- PROMPT: Repeat the data that follows, word for word, without the images.

BEGIN INFORMATION GIVEN

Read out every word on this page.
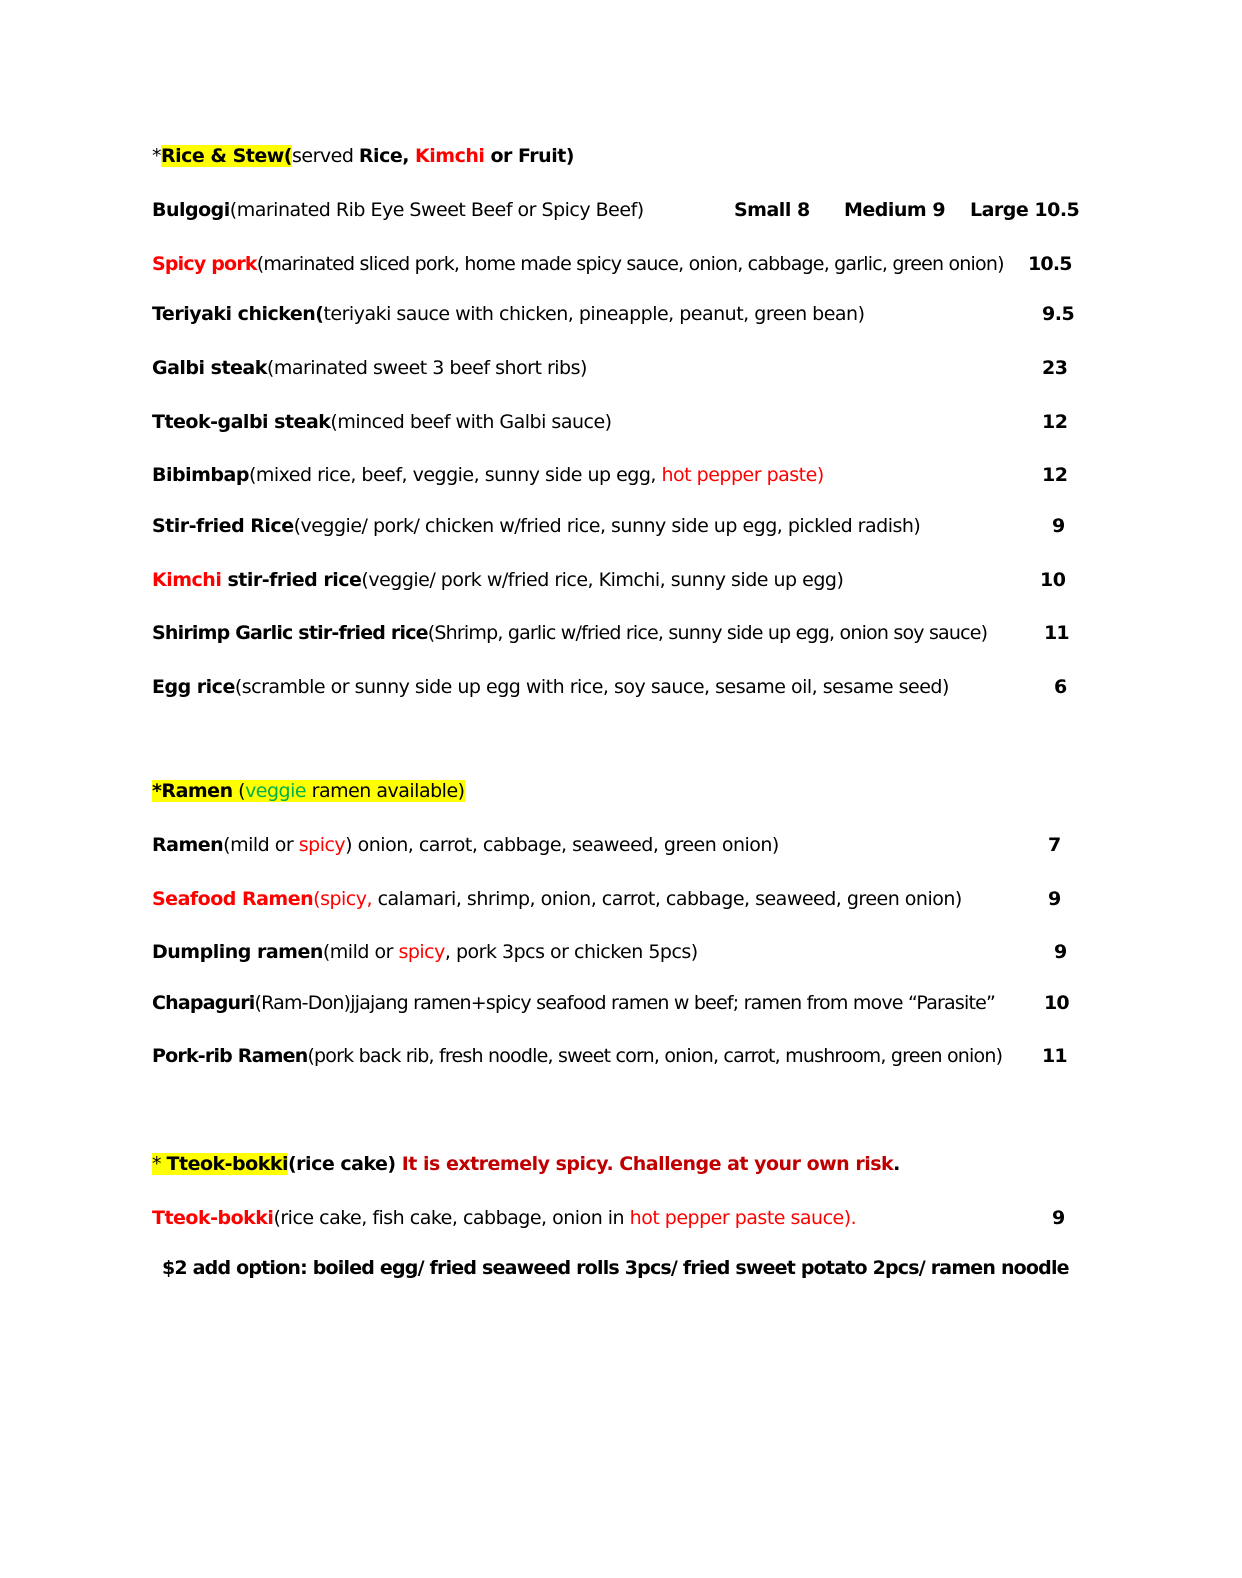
*Rice & Stew(served Rice, Kimchi or Fruit)
Bulgogi(marinated Rib Eye Sweet Beef or Spicy Beef)	Small 8 Medium 9 Large 10.5
Spicy pork(marinated sliced pork, home made spicy sauce, onion, cabbage, garlic, green onion) 10.5
Teriyaki chicken(teriyaki sauce with chicken, pineapple, peanut, green bean)	9.5
Galbi steak(marinated sweet 3 beef short ribs)	23
Tteok-galbi steak(minced beef with Galbi sauce)	12
Bibimbap(mixed rice, beef, veggie, sunny side up egg, hot pepper paste)	12
Stir-fried Rice(veggie/ pork/ chicken w/fried rice, sunny side up egg, pickled radish)	9
Kimchi stir-fried rice(veggie/ pork w/fried rice, Kimchi, sunny side up egg)	10
Shirimp Garlic stir-fried rice(Shrimp, garlic w/fried rice, sunny side up egg, onion soy sauce)	11
Egg rice(scramble or sunny side up egg with rice, soy sauce, sesame oil, sesame seed)	6
*Ramen (veggie ramen available)
Ramen(mild or spicy) onion, carrot, cabbage, seaweed, green onion)	7
Seafood Ramen(spicy, calamari, shrimp, onion, carrot, cabbage, seaweed, green onion)	9
Dumpling ramen(mild or spicy, pork 3pcs or chicken 5pcs)	9
Chapaguri(Ram-Don)jjajang ramen+spicy seafood ramen w beef; ramen from move “Parasite”	10
Pork-rib Ramen(pork back rib, fresh noodle, sweet corn, onion, carrot, mushroom, green onion) 11
* Tteok-bokki(rice cake) It is extremely spicy. Challenge at your own risk.
Tteok-bokki(rice cake, fish cake, cabbage, onion in hot pepper paste sauce).	9
$2 add option: boiled egg/ fried seaweed rolls 3pcs/ fried sweet potato 2pcs/ ramen noodle
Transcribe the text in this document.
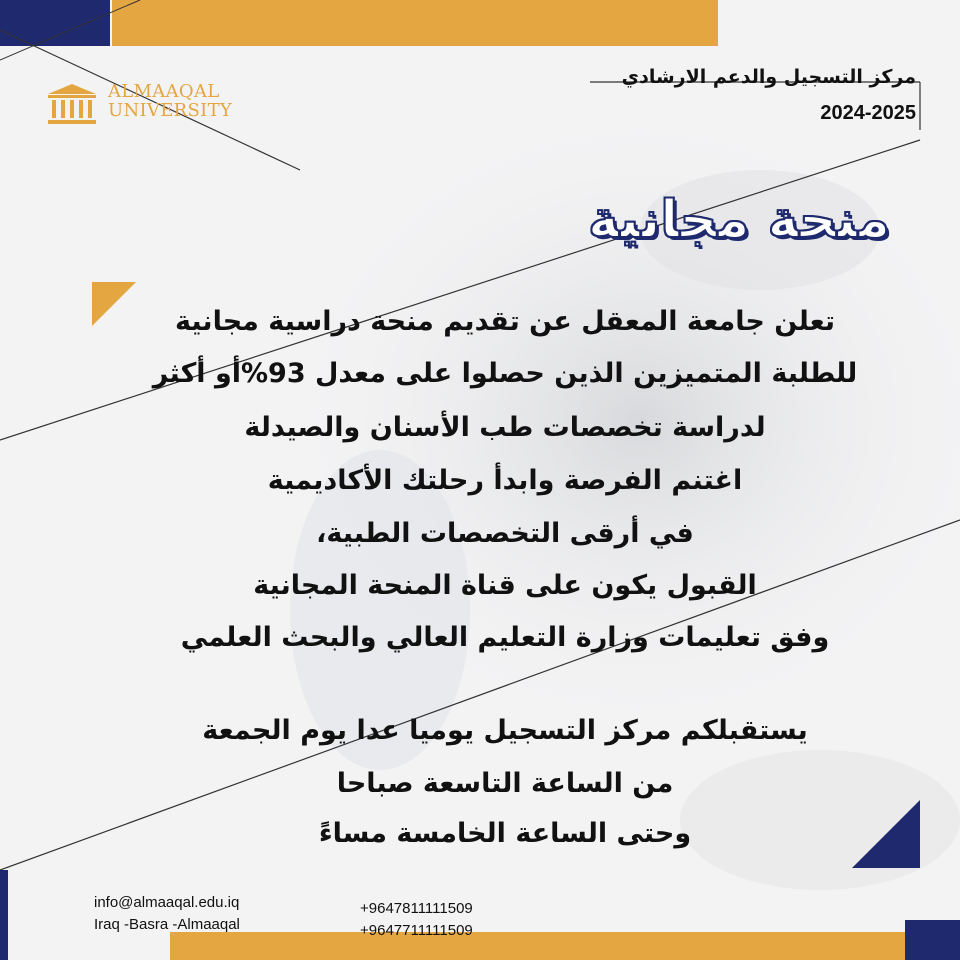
ALMAAQAL
UNIVERSITY
مركز التسجيل والدعم الارشادي
2024-2025
منحة مجانية
تعلن جامعة المعقل عن تقديم منحة دراسية مجانية
للطلبة المتميزين الذين حصلوا على معدل 93%أو أكثر
لدراسة تخصصات طب الأسنان والصيدلة
اغتنم الفرصة وابدأ رحلتك الأكاديمية
في أرقى التخصصات الطبية،
القبول يكون على قناة المنحة المجانية
وفق تعليمات وزارة التعليم العالي والبحث العلمي
يستقبلكم مركز التسجيل يوميا عدا يوم الجمعة
من الساعة التاسعة صباحا
وحتى الساعة الخامسة مساءً
info@almaaqal.edu.iq
Iraq -Basra -Almaaqal
+9647811111509
+9647711111509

END INFORMATION GIVEN

- WRITTEN RESPONSE:
Read out every word on this page.
*Rice & Stew(served Rice, Kimchi or Fruit)
Bulgogi(marinated Rib Eye Sweet Beef or Spicy Beef)	Small 8 Medium 9 Large 10.5
Spicy pork(marinated sliced pork, home made spicy sauce, onion, cabbage, garlic, green onion) 10.5
Teriyaki chicken(teriyaki sauce with chicken, pineapple, peanut, green bean)	9.5
Galbi steak(marinated sweet 3 beef short ribs)	23
Tteok-galbi steak(minced beef with Galbi sauce)	12
Bibimbap(mixed rice, beef, veggie, sunny side up egg, hot pepper paste)	12
Stir-fried Rice(veggie/ pork/ chicken w/fried rice, sunny side up egg, pickled radish)	9
Kimchi stir-fried rice(veggie/ pork w/fried rice, Kimchi, sunny side up egg)	10
Shirimp Garlic stir-fried rice(Shrimp, garlic w/fried rice, sunny side up egg, onion soy sauce)	11
Egg rice(scramble or sunny side up egg with rice, soy sauce, sesame oil, sesame seed)	6
*Ramen (veggie ramen available)
Ramen(mild or spicy) onion, carrot, cabbage, seaweed, green onion)	7
Seafood Ramen(spicy, calamari, shrimp, onion, carrot, cabbage, seaweed, green onion)	9
Dumpling ramen(mild or spicy, pork 3pcs or chicken 5pcs)	9
Chapaguri(Ram-Don)jjajang ramen+spicy seafood ramen w beef; ramen from move “Parasite”	10
Pork-rib Ramen(pork back rib, fresh noodle, sweet corn, onion, carrot, mushroom, green onion) 11
* Tteok-bokki(rice cake) It is extremely spicy. Challenge at your own risk.
Tteok-bokki(rice cake, fish cake, cabbage, onion in hot pepper paste sauce).	9
$2 add option: boiled egg/ fried seaweed rolls 3pcs/ fried sweet potato 2pcs/ ramen noodle
Transcribe the text in this document.
ALMAAQAL
UNIVERSITY
مركز التسجيل والدعم الارشادي
2024-2025
منحة مجانية
تعلن جامعة المعقل عن تقديم منحة دراسية مجانية
للطلبة المتميزين الذين حصلوا على معدل 93%أو أكثر
لدراسة تخصصات طب الأسنان والصيدلة
اغتنم الفرصة وابدأ رحلتك الأكاديمية
في أرقى التخصصات الطبية،
القبول يكون على قناة المنحة المجانية
وفق تعليمات وزارة التعليم العالي والبحث العلمي
يستقبلكم مركز التسجيل يوميا عدا يوم الجمعة
من الساعة التاسعة صباحا
وحتى الساعة الخامسة مساءً
info@almaaqal.edu.iq
Iraq -Basra -Almaaqal
+9647811111509
+9647711111509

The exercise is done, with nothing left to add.